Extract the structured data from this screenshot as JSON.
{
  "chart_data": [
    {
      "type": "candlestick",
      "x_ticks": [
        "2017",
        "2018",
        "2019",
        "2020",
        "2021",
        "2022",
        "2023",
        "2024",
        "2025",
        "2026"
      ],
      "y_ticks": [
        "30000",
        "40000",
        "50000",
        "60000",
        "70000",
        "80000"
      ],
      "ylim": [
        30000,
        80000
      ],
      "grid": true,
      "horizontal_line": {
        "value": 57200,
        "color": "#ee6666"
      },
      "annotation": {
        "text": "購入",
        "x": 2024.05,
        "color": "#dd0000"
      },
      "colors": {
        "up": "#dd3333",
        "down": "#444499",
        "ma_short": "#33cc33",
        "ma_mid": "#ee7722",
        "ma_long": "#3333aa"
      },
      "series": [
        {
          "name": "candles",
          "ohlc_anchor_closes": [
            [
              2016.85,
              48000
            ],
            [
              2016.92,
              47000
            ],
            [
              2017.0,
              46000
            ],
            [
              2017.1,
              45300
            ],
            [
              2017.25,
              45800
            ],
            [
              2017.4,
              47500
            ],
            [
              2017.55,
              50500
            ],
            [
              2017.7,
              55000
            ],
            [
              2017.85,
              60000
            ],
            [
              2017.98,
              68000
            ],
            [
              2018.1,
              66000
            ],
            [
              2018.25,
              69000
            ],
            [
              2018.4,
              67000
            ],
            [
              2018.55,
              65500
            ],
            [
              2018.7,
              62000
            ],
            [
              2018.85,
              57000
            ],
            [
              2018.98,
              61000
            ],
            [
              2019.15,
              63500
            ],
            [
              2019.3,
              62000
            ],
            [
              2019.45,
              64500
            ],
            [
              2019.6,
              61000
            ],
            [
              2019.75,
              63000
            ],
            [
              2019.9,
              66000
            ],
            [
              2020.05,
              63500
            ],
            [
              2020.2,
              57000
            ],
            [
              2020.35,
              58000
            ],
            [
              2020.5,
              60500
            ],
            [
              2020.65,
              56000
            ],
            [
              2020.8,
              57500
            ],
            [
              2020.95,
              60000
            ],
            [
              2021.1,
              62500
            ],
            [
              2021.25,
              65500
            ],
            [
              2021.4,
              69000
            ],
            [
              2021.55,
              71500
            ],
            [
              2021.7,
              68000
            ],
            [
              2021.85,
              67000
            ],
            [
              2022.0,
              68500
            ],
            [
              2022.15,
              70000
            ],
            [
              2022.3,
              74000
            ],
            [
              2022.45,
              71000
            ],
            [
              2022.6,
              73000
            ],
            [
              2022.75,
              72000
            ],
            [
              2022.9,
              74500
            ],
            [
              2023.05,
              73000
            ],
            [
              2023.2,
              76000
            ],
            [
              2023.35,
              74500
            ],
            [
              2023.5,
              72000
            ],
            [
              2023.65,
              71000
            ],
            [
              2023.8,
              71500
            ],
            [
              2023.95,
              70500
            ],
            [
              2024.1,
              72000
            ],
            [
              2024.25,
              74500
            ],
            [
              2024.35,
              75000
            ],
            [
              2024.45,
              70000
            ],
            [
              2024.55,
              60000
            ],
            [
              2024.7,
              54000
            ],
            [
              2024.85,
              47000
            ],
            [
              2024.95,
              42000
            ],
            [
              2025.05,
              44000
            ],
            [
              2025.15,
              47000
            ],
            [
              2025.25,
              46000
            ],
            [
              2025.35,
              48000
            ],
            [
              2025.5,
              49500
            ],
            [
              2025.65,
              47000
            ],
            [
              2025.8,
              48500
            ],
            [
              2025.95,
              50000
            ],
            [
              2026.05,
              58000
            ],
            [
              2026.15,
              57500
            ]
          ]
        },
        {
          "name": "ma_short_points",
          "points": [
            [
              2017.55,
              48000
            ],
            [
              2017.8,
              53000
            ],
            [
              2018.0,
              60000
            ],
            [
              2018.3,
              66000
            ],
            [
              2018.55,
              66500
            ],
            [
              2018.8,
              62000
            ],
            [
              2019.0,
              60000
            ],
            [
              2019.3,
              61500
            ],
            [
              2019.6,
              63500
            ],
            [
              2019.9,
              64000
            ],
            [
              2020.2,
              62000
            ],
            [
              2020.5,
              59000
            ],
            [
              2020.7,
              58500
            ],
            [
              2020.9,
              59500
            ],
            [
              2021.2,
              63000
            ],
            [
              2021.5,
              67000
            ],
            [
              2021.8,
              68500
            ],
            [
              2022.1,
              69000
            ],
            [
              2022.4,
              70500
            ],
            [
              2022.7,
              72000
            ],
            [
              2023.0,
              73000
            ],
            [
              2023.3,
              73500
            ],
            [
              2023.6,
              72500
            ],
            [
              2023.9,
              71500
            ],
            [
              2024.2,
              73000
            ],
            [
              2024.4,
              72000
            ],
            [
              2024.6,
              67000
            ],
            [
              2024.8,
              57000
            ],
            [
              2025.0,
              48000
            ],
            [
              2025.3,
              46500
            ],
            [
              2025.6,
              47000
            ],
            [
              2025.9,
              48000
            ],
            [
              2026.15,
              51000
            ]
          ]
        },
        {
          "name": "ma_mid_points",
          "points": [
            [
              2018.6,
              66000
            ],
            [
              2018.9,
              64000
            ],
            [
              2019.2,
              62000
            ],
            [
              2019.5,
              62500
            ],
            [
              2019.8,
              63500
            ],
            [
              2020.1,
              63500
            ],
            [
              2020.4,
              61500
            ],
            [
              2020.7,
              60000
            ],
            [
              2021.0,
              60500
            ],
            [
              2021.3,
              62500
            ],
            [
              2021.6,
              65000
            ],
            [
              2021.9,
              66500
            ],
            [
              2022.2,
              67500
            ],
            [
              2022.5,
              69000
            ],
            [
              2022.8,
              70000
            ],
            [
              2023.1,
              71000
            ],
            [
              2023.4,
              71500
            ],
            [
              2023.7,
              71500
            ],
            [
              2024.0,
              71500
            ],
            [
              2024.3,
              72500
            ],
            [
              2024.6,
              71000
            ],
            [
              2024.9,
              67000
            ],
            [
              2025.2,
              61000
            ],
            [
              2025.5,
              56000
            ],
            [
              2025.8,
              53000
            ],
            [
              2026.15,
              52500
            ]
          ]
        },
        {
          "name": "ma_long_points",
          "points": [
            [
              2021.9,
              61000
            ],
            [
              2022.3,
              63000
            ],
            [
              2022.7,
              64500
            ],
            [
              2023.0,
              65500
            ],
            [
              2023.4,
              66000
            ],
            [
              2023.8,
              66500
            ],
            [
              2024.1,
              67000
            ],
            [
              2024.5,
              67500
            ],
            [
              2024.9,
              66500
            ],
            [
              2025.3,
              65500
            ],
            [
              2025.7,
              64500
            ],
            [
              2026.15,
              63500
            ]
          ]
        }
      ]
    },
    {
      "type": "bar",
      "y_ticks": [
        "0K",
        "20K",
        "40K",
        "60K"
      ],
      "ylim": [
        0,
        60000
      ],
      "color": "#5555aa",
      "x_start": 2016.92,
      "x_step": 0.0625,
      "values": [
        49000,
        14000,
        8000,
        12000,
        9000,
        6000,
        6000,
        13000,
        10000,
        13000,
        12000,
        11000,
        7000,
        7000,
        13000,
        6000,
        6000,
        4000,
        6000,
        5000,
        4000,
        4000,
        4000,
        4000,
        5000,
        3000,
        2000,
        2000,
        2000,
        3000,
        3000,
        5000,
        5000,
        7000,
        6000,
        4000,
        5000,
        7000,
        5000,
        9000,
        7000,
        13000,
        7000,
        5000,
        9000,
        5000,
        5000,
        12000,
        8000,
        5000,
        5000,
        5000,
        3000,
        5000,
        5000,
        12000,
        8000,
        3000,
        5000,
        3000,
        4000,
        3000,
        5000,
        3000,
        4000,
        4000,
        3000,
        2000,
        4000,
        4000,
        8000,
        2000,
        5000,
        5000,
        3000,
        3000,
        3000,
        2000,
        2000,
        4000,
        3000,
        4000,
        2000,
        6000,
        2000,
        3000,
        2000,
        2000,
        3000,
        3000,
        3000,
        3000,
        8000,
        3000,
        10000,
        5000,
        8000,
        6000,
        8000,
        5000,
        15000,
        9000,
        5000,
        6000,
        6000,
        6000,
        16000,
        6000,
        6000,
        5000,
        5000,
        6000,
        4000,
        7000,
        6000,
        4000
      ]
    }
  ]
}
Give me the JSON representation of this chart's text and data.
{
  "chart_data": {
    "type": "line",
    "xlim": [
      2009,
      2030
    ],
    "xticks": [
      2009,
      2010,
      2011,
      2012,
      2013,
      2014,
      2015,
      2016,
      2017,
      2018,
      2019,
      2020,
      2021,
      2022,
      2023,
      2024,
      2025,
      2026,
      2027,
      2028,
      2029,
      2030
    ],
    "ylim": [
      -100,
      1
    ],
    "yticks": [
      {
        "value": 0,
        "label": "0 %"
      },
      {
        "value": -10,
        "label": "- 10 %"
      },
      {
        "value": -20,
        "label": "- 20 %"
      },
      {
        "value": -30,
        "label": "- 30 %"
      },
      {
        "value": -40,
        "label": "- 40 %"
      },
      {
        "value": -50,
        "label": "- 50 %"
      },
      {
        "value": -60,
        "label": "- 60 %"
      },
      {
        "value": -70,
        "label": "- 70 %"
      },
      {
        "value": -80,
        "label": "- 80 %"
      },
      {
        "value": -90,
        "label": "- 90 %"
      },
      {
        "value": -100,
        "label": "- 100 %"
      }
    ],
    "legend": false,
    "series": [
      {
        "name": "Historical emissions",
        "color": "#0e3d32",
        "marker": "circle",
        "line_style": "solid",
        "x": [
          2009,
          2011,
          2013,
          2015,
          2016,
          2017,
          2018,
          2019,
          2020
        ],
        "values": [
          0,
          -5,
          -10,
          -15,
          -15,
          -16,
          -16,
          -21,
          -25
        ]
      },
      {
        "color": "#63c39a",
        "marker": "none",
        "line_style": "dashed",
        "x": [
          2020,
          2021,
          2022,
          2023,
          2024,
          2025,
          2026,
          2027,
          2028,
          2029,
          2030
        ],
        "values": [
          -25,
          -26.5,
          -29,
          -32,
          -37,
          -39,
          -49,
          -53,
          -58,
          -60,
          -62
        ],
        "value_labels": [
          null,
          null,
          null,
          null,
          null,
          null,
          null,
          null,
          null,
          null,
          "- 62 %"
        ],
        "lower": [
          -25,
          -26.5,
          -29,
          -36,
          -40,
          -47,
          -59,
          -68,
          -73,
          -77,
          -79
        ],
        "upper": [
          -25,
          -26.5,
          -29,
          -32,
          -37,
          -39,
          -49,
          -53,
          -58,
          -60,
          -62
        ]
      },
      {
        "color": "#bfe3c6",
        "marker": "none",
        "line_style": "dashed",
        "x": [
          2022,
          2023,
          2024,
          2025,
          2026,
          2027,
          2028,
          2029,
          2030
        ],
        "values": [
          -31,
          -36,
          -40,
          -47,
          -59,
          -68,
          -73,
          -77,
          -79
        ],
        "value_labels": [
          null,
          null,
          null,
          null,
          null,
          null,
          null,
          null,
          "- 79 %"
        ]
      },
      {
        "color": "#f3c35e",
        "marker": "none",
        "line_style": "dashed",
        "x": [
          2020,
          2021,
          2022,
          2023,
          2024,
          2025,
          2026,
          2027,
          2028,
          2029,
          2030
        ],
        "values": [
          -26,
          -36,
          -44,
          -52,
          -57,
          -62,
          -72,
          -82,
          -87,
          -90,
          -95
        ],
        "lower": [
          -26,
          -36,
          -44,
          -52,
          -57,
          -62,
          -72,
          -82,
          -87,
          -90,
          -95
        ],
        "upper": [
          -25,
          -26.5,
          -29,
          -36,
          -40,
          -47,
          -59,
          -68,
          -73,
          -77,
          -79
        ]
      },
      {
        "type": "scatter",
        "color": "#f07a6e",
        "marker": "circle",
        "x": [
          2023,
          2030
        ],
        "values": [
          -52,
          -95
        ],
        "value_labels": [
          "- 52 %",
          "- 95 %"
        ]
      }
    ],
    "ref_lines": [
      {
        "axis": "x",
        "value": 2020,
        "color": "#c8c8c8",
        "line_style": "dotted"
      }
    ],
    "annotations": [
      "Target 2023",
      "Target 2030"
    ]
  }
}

::::

● What to produce
Using the records above, list each line that includes "text".

● Exercise output
        "text": "購入",
Give me the JSON representation of this chart's text and data.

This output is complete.